Task objective
Exactly as written, print each record in the listing.
BEGIN Given data
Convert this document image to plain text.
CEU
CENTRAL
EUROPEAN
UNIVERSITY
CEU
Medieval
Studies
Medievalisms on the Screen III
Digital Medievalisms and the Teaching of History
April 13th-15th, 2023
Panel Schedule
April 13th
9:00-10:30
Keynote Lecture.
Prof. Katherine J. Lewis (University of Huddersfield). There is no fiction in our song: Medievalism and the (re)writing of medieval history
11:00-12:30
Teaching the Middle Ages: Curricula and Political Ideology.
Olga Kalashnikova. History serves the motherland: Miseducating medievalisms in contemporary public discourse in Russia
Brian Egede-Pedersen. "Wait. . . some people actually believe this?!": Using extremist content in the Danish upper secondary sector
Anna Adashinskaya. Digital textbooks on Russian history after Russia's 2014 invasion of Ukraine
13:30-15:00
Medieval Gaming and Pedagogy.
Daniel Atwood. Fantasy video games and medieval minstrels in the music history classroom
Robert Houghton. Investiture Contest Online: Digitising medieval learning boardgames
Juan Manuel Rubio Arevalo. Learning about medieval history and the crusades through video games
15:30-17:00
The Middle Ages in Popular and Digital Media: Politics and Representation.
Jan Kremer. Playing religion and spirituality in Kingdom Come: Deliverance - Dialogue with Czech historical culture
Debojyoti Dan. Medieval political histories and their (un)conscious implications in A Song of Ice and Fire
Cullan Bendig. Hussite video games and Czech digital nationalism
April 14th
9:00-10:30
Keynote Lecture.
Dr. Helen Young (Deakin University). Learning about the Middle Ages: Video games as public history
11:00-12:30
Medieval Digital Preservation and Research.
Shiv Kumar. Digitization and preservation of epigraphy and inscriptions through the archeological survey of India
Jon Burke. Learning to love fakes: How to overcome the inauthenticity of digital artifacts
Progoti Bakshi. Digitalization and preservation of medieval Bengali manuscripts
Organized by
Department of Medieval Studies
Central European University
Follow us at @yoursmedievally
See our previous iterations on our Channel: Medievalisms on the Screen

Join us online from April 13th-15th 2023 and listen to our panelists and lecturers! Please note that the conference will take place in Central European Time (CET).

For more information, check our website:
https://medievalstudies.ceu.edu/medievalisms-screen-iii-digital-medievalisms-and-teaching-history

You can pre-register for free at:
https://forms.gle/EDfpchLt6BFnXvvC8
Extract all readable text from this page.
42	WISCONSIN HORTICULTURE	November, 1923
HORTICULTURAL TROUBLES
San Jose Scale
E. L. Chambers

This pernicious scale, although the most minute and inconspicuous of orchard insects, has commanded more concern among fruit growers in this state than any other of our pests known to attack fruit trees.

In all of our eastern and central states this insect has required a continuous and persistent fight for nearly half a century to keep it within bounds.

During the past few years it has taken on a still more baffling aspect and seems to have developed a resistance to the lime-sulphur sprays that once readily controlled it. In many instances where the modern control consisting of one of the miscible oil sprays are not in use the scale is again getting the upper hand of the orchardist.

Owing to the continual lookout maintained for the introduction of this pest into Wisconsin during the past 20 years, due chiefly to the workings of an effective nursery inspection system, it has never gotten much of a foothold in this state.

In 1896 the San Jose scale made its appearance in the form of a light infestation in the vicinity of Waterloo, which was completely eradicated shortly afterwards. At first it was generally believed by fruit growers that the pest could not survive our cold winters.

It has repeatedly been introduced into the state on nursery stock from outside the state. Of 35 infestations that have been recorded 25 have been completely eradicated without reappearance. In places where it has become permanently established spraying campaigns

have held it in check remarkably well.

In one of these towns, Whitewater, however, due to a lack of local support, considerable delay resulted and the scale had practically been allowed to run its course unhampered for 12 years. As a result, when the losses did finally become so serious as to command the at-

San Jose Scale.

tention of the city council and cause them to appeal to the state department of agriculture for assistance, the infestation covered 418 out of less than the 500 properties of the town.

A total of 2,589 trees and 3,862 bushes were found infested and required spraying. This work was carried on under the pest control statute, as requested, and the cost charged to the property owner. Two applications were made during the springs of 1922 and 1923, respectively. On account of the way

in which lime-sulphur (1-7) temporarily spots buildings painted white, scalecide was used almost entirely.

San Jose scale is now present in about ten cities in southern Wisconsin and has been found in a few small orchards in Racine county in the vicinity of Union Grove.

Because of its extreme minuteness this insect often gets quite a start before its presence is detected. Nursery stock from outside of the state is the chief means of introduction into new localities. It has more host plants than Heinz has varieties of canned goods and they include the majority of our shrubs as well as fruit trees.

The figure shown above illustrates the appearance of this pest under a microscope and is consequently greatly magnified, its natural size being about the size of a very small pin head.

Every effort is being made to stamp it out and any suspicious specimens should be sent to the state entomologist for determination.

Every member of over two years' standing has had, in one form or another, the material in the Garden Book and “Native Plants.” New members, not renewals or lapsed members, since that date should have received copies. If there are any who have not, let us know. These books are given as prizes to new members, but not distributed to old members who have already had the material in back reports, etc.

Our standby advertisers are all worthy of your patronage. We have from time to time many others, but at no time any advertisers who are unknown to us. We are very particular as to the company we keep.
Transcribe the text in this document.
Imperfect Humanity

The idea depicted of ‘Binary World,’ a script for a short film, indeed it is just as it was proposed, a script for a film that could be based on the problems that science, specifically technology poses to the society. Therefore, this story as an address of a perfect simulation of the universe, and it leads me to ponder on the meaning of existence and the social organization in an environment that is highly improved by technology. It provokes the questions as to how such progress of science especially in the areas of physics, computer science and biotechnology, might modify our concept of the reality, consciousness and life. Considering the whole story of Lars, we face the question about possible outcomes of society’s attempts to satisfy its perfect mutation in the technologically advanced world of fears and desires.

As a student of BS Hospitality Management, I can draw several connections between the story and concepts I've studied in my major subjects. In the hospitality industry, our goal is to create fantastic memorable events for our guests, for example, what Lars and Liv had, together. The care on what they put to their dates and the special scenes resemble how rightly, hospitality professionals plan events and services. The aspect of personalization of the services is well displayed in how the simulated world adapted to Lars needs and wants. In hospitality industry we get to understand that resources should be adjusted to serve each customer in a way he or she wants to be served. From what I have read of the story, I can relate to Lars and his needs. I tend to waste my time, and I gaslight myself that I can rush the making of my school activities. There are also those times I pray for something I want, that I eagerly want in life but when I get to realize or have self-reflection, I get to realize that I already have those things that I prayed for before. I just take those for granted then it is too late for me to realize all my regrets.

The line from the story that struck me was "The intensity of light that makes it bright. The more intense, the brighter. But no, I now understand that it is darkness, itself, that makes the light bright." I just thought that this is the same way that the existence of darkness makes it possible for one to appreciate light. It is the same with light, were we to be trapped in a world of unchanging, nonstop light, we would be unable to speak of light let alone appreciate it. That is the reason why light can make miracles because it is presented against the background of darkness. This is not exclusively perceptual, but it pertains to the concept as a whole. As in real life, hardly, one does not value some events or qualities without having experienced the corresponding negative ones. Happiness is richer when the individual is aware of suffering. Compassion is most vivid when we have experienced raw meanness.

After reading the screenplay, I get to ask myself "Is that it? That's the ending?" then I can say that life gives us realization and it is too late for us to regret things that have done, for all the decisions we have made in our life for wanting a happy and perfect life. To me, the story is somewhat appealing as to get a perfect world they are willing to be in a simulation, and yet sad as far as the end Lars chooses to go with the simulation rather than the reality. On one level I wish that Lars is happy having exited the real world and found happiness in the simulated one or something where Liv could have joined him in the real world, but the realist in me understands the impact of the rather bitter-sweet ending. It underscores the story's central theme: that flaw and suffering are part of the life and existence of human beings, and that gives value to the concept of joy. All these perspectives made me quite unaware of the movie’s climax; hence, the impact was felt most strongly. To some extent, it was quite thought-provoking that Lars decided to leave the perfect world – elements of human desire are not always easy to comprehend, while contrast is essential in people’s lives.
END Given data
Result of the exercise
Convert this document image to plain text.
CEU
CENTRAL
EUROPEAN
UNIVERSITY
CEU
Medieval
Studies
Medievalisms on the Screen III
Digital Medievalisms and the Teaching of History
April 13th-15th, 2023
Panel Schedule
April 13th
9:00-10:30
Keynote Lecture.
Prof. Katherine J. Lewis (University of Huddersfield). There is no fiction in our song: Medievalism and the (re)writing of medieval history
11:00-12:30
Teaching the Middle Ages: Curricula and Political Ideology.
Olga Kalashnikova. History serves the motherland: Miseducating medievalisms in contemporary public discourse in Russia
Brian Egede-Pedersen. "Wait. . . some people actually believe this?!": Using extremist content in the Danish upper secondary sector
Anna Adashinskaya. Digital textbooks on Russian history after Russia's 2014 invasion of Ukraine
13:30-15:00
Medieval Gaming and Pedagogy.
Daniel Atwood. Fantasy video games and medieval minstrels in the music history classroom
Robert Houghton. Investiture Contest Online: Digitising medieval learning boardgames
Juan Manuel Rubio Arevalo. Learning about medieval history and the crusades through video games
15:30-17:00
The Middle Ages in Popular and Digital Media: Politics and Representation.
Jan Kremer. Playing religion and spirituality in Kingdom Come: Deliverance - Dialogue with Czech historical culture
Debojyoti Dan. Medieval political histories and their (un)conscious implications in A Song of Ice and Fire
Cullan Bendig. Hussite video games and Czech digital nationalism
April 14th
9:00-10:30
Keynote Lecture.
Dr. Helen Young (Deakin University). Learning about the Middle Ages: Video games as public history
11:00-12:30
Medieval Digital Preservation and Research.
Shiv Kumar. Digitization and preservation of epigraphy and inscriptions through the archeological survey of India
Jon Burke. Learning to love fakes: How to overcome the inauthenticity of digital artifacts
Progoti Bakshi. Digitalization and preservation of medieval Bengali manuscripts
Organized by
Department of Medieval Studies
Central European University
Follow us at @yoursmedievally
See our previous iterations on our Channel: Medievalisms on the Screen

Join us online from April 13th-15th 2023 and listen to our panelists and lecturers! Please note that the conference will take place in Central European Time (CET).

For more information, check our website:
https://medievalstudies.ceu.edu/medievalisms-screen-iii-digital-medievalisms-and-teaching-history

You can pre-register for free at:
https://forms.gle/EDfpchLt6BFnXvvC8
Extract all readable text from this page.
42	WISCONSIN HORTICULTURE	November, 1923
HORTICULTURAL TROUBLES
San Jose Scale
E. L. Chambers

This pernicious scale, although the most minute and inconspicuous of orchard insects, has commanded more concern among fruit growers in this state than any other of our pests known to attack fruit trees.

In all of our eastern and central states this insect has required a continuous and persistent fight for nearly half a century to keep it within bounds.

During the past few years it has taken on a still more baffling aspect and seems to have developed a resistance to the lime-sulphur sprays that once readily controlled it. In many instances where the modern control consisting of one of the miscible oil sprays are not in use the scale is again getting the upper hand of the orchardist.

Owing to the continual lookout maintained for the introduction of this pest into Wisconsin during the past 20 years, due chiefly to the workings of an effective nursery inspection system, it has never gotten much of a foothold in this state.

In 1896 the San Jose scale made its appearance in the form of a light infestation in the vicinity of Waterloo, which was completely eradicated shortly afterwards. At first it was generally believed by fruit growers that the pest could not survive our cold winters.

It has repeatedly been introduced into the state on nursery stock from outside the state. Of 35 infestations that have been recorded 25 have been completely eradicated without reappearance. In places where it has become permanently established spraying campaigns

have held it in check remarkably well.

In one of these towns, Whitewater, however, due to a lack of local support, considerable delay resulted and the scale had practically been allowed to run its course unhampered for 12 years. As a result, when the losses did finally become so serious as to command the at-

San Jose Scale.

tention of the city council and cause them to appeal to the state department of agriculture for assistance, the infestation covered 418 out of less than the 500 properties of the town.

A total of 2,589 trees and 3,862 bushes were found infested and required spraying. This work was carried on under the pest control statute, as requested, and the cost charged to the property owner. Two applications were made during the springs of 1922 and 1923, respectively. On account of the way

in which lime-sulphur (1-7) temporarily spots buildings painted white, scalecide was used almost entirely.

San Jose scale is now present in about ten cities in southern Wisconsin and has been found in a few small orchards in Racine county in the vicinity of Union Grove.

Because of its extreme minuteness this insect often gets quite a start before its presence is detected. Nursery stock from outside of the state is the chief means of introduction into new localities. It has more host plants than Heinz has varieties of canned goods and they include the majority of our shrubs as well as fruit trees.

The figure shown above illustrates the appearance of this pest under a microscope and is consequently greatly magnified, its natural size being about the size of a very small pin head.

Every effort is being made to stamp it out and any suspicious specimens should be sent to the state entomologist for determination.

Every member of over two years' standing has had, in one form or another, the material in the Garden Book and “Native Plants.” New members, not renewals or lapsed members, since that date should have received copies. If there are any who have not, let us know. These books are given as prizes to new members, but not distributed to old members who have already had the material in back reports, etc.

Our standby advertisers are all worthy of your patronage. We have from time to time many others, but at no time any advertisers who are unknown to us. We are very particular as to the company we keep.
Transcribe the text in this document.
Imperfect Humanity

The idea depicted of ‘Binary World,’ a script for a short film, indeed it is just as it was proposed, a script for a film that could be based on the problems that science, specifically technology poses to the society. Therefore, this story as an address of a perfect simulation of the universe, and it leads me to ponder on the meaning of existence and the social organization in an environment that is highly improved by technology. It provokes the questions as to how such progress of science especially in the areas of physics, computer science and biotechnology, might modify our concept of the reality, consciousness and life. Considering the whole story of Lars, we face the question about possible outcomes of society’s attempts to satisfy its perfect mutation in the technologically advanced world of fears and desires.

As a student of BS Hospitality Management, I can draw several connections between the story and concepts I've studied in my major subjects. In the hospitality industry, our goal is to create fantastic memorable events for our guests, for example, what Lars and Liv had, together. The care on what they put to their dates and the special scenes resemble how rightly, hospitality professionals plan events and services. The aspect of personalization of the services is well displayed in how the simulated world adapted to Lars needs and wants. In hospitality industry we get to understand that resources should be adjusted to serve each customer in a way he or she wants to be served. From what I have read of the story, I can relate to Lars and his needs. I tend to waste my time, and I gaslight myself that I can rush the making of my school activities. There are also those times I pray for something I want, that I eagerly want in life but when I get to realize or have self-reflection, I get to realize that I already have those things that I prayed for before. I just take those for granted then it is too late for me to realize all my regrets.

The line from the story that struck me was "The intensity of light that makes it bright. The more intense, the brighter. But no, I now understand that it is darkness, itself, that makes the light bright." I just thought that this is the same way that the existence of darkness makes it possible for one to appreciate light. It is the same with light, were we to be trapped in a world of unchanging, nonstop light, we would be unable to speak of light let alone appreciate it. That is the reason why light can make miracles because it is presented against the background of darkness. This is not exclusively perceptual, but it pertains to the concept as a whole. As in real life, hardly, one does not value some events or qualities without having experienced the corresponding negative ones. Happiness is richer when the individual is aware of suffering. Compassion is most vivid when we have experienced raw meanness.

After reading the screenplay, I get to ask myself "Is that it? That's the ending?" then I can say that life gives us realization and it is too late for us to regret things that have done, for all the decisions we have made in our life for wanting a happy and perfect life. To me, the story is somewhat appealing as to get a perfect world they are willing to be in a simulation, and yet sad as far as the end Lars chooses to go with the simulation rather than the reality. On one level I wish that Lars is happy having exited the real world and found happiness in the simulated one or something where Liv could have joined him in the real world, but the realist in me understands the impact of the rather bitter-sweet ending. It underscores the story's central theme: that flaw and suffering are part of the life and existence of human beings, and that gives value to the concept of joy. All these perspectives made me quite unaware of the movie’s climax; hence, the impact was felt most strongly. To some extent, it was quite thought-provoking that Lars decided to leave the perfect world – elements of human desire are not always easy to comprehend, while contrast is essential in people’s lives.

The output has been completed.